▼▼▼

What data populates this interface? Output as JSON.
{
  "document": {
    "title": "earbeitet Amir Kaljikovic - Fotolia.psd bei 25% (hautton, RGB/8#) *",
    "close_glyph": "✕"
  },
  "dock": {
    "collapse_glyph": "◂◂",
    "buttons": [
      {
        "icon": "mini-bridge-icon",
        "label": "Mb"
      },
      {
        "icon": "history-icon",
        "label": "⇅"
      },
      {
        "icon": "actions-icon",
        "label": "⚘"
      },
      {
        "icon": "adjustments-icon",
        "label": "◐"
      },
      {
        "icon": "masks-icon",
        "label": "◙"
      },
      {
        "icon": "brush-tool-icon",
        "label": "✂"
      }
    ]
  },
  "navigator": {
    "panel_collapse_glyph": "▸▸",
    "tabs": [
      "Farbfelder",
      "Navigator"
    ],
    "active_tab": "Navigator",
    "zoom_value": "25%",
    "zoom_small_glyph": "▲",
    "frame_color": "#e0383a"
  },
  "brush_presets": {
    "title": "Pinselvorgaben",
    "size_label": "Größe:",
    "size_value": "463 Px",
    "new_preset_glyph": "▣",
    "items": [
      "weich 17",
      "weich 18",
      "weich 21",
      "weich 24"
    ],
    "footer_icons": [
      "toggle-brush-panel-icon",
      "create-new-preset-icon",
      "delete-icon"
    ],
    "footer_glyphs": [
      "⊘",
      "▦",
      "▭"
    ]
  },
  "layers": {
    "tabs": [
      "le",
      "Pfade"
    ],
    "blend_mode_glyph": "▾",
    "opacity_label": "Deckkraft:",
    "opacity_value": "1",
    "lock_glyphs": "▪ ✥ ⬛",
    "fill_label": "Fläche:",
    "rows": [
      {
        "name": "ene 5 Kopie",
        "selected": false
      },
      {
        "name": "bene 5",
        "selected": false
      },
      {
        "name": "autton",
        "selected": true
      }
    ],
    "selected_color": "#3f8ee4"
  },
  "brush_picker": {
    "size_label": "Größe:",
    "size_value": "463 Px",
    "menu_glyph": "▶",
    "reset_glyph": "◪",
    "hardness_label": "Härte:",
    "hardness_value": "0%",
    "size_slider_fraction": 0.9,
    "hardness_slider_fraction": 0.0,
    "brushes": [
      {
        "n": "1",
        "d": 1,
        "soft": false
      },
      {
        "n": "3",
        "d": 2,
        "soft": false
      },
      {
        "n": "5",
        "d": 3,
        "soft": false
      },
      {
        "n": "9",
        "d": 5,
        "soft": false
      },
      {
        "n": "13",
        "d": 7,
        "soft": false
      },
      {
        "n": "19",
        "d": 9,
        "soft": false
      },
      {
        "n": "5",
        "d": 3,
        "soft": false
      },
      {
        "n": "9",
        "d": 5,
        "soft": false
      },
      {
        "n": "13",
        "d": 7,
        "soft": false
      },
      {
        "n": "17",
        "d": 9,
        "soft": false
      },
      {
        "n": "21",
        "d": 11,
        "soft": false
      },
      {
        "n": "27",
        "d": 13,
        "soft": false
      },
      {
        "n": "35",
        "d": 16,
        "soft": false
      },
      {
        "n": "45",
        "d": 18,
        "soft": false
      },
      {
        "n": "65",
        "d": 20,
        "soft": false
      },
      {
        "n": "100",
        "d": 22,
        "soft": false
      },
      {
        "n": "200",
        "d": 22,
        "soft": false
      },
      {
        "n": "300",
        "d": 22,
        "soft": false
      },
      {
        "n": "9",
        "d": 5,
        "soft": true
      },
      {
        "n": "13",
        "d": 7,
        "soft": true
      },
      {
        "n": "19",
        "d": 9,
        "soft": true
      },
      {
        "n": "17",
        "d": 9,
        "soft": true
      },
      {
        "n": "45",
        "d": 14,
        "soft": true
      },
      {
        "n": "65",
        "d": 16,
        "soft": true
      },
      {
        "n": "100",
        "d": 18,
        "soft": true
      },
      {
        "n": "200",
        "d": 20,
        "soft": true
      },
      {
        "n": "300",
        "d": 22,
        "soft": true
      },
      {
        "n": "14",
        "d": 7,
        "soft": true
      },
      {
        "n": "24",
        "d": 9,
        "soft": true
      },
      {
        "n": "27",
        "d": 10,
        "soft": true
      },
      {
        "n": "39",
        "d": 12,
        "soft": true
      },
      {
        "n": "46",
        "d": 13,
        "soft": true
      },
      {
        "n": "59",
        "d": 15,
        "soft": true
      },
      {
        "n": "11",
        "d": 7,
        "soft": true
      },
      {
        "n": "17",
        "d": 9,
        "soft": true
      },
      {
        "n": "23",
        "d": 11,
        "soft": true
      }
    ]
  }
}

▲▲▲
▼▼▼

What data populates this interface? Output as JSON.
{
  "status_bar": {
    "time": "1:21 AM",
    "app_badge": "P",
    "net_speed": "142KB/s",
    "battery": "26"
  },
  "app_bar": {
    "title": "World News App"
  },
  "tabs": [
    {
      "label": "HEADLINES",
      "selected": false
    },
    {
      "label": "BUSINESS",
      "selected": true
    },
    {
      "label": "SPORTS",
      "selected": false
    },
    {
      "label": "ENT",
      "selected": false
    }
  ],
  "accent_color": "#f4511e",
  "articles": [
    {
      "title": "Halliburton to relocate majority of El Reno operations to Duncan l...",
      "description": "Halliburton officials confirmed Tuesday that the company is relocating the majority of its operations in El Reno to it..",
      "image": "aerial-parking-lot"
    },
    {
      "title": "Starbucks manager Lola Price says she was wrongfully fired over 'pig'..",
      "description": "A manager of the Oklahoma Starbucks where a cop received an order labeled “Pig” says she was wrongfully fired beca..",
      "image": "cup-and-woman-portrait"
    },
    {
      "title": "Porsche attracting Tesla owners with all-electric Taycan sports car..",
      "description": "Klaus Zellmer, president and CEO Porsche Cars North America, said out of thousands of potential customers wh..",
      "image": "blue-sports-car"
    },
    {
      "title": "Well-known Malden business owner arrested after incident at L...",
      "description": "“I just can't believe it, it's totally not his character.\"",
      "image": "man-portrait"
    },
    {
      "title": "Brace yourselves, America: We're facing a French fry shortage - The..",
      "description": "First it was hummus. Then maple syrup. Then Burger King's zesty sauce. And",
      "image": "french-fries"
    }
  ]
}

▲▲▲

Task prompt> Count the lines that hold the string "Reno" and state that number alone.

Full response> 2